Records shown start

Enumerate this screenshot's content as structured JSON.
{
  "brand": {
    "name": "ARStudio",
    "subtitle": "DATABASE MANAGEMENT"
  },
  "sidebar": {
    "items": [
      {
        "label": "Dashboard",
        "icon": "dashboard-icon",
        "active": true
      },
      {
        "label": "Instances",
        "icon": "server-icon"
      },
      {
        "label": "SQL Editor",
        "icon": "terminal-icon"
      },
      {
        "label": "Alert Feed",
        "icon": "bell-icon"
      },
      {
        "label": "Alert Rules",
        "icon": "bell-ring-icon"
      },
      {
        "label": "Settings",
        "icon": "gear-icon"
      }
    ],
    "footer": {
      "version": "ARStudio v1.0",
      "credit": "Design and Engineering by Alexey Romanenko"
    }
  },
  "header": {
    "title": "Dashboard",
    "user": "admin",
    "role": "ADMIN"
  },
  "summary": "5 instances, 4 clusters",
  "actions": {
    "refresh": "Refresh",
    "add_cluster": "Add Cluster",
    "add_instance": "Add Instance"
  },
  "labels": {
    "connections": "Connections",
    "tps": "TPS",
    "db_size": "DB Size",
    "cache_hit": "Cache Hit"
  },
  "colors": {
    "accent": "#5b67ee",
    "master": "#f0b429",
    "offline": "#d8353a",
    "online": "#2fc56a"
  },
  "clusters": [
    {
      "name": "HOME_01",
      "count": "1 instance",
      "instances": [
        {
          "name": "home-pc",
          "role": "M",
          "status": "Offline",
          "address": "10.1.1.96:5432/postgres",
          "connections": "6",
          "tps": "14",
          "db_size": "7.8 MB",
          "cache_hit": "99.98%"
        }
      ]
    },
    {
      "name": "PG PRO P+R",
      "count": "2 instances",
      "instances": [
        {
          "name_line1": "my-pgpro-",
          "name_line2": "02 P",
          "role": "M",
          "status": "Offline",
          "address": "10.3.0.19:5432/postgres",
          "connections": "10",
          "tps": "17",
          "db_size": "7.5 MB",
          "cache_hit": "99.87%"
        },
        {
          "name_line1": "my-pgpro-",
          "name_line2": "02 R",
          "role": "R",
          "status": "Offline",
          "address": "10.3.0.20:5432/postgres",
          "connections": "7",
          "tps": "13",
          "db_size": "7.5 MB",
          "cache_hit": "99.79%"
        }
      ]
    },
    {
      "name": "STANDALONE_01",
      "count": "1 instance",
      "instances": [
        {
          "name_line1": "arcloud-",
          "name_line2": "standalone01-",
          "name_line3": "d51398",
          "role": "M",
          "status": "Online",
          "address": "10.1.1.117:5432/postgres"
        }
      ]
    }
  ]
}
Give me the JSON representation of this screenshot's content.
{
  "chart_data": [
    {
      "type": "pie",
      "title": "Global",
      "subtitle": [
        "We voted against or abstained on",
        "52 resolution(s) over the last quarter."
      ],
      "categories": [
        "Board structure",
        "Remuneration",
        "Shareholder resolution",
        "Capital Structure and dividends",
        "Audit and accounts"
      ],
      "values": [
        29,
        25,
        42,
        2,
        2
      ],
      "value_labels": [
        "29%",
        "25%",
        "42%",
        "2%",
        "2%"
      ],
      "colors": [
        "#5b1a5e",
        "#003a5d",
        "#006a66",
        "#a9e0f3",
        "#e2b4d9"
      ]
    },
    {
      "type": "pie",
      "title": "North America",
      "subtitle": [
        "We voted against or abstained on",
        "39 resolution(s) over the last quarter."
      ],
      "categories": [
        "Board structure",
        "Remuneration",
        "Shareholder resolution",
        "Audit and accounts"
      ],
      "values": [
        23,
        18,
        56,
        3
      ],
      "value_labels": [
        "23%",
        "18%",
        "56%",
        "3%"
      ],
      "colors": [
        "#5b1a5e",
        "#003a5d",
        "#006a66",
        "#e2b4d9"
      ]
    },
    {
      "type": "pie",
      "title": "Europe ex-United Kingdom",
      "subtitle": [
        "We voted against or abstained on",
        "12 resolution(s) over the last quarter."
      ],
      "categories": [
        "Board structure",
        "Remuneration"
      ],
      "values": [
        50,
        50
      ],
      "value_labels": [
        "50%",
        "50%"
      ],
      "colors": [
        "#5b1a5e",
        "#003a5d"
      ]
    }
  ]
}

Records shown end

— Aim —
Output the data above exactly, please, line for line.

— The response —
Enumerate this screenshot's content as structured JSON.
{
  "brand": {
    "name": "ARStudio",
    "subtitle": "DATABASE MANAGEMENT"
  },
  "sidebar": {
    "items": [
      {
        "label": "Dashboard",
        "icon": "dashboard-icon",
        "active": true
      },
      {
        "label": "Instances",
        "icon": "server-icon"
      },
      {
        "label": "SQL Editor",
        "icon": "terminal-icon"
      },
      {
        "label": "Alert Feed",
        "icon": "bell-icon"
      },
      {
        "label": "Alert Rules",
        "icon": "bell-ring-icon"
      },
      {
        "label": "Settings",
        "icon": "gear-icon"
      }
    ],
    "footer": {
      "version": "ARStudio v1.0",
      "credit": "Design and Engineering by Alexey Romanenko"
    }
  },
  "header": {
    "title": "Dashboard",
    "user": "admin",
    "role": "ADMIN"
  },
  "summary": "5 instances, 4 clusters",
  "actions": {
    "refresh": "Refresh",
    "add_cluster": "Add Cluster",
    "add_instance": "Add Instance"
  },
  "labels": {
    "connections": "Connections",
    "tps": "TPS",
    "db_size": "DB Size",
    "cache_hit": "Cache Hit"
  },
  "colors": {
    "accent": "#5b67ee",
    "master": "#f0b429",
    "offline": "#d8353a",
    "online": "#2fc56a"
  },
  "clusters": [
    {
      "name": "HOME_01",
      "count": "1 instance",
      "instances": [
        {
          "name": "home-pc",
          "role": "M",
          "status": "Offline",
          "address": "10.1.1.96:5432/postgres",
          "connections": "6",
          "tps": "14",
          "db_size": "7.8 MB",
          "cache_hit": "99.98%"
        }
      ]
    },
    {
      "name": "PG PRO P+R",
      "count": "2 instances",
      "instances": [
        {
          "name_line1": "my-pgpro-",
          "name_line2": "02 P",
          "role": "M",
          "status": "Offline",
          "address": "10.3.0.19:5432/postgres",
          "connections": "10",
          "tps": "17",
          "db_size": "7.5 MB",
          "cache_hit": "99.87%"
        },
        {
          "name_line1": "my-pgpro-",
          "name_line2": "02 R",
          "role": "R",
          "status": "Offline",
          "address": "10.3.0.20:5432/postgres",
          "connections": "7",
          "tps": "13",
          "db_size": "7.5 MB",
          "cache_hit": "99.79%"
        }
      ]
    },
    {
      "name": "STANDALONE_01",
      "count": "1 instance",
      "instances": [
        {
          "name_line1": "arcloud-",
          "name_line2": "standalone01-",
          "name_line3": "d51398",
          "role": "M",
          "status": "Online",
          "address": "10.1.1.117:5432/postgres"
        }
      ]
    }
  ]
}
Give me the JSON representation of this screenshot's content.
{
  "chart_data": [
    {
      "type": "pie",
      "title": "Global",
      "subtitle": [
        "We voted against or abstained on",
        "52 resolution(s) over the last quarter."
      ],
      "categories": [
        "Board structure",
        "Remuneration",
        "Shareholder resolution",
        "Capital Structure and dividends",
        "Audit and accounts"
      ],
      "values": [
        29,
        25,
        42,
        2,
        2
      ],
      "value_labels": [
        "29%",
        "25%",
        "42%",
        "2%",
        "2%"
      ],
      "colors": [
        "#5b1a5e",
        "#003a5d",
        "#006a66",
        "#a9e0f3",
        "#e2b4d9"
      ]
    },
    {
      "type": "pie",
      "title": "North America",
      "subtitle": [
        "We voted against or abstained on",
        "39 resolution(s) over the last quarter."
      ],
      "categories": [
        "Board structure",
        "Remuneration",
        "Shareholder resolution",
        "Audit and accounts"
      ],
      "values": [
        23,
        18,
        56,
        3
      ],
      "value_labels": [
        "23%",
        "18%",
        "56%",
        "3%"
      ],
      "colors": [
        "#5b1a5e",
        "#003a5d",
        "#006a66",
        "#e2b4d9"
      ]
    },
    {
      "type": "pie",
      "title": "Europe ex-United Kingdom",
      "subtitle": [
        "We voted against or abstained on",
        "12 resolution(s) over the last quarter."
      ],
      "categories": [
        "Board structure",
        "Remuneration"
      ],
      "values": [
        50,
        50
      ],
      "value_labels": [
        "50%",
        "50%"
      ],
      "colors": [
        "#5b1a5e",
        "#003a5d"
      ]
    }
  ]
}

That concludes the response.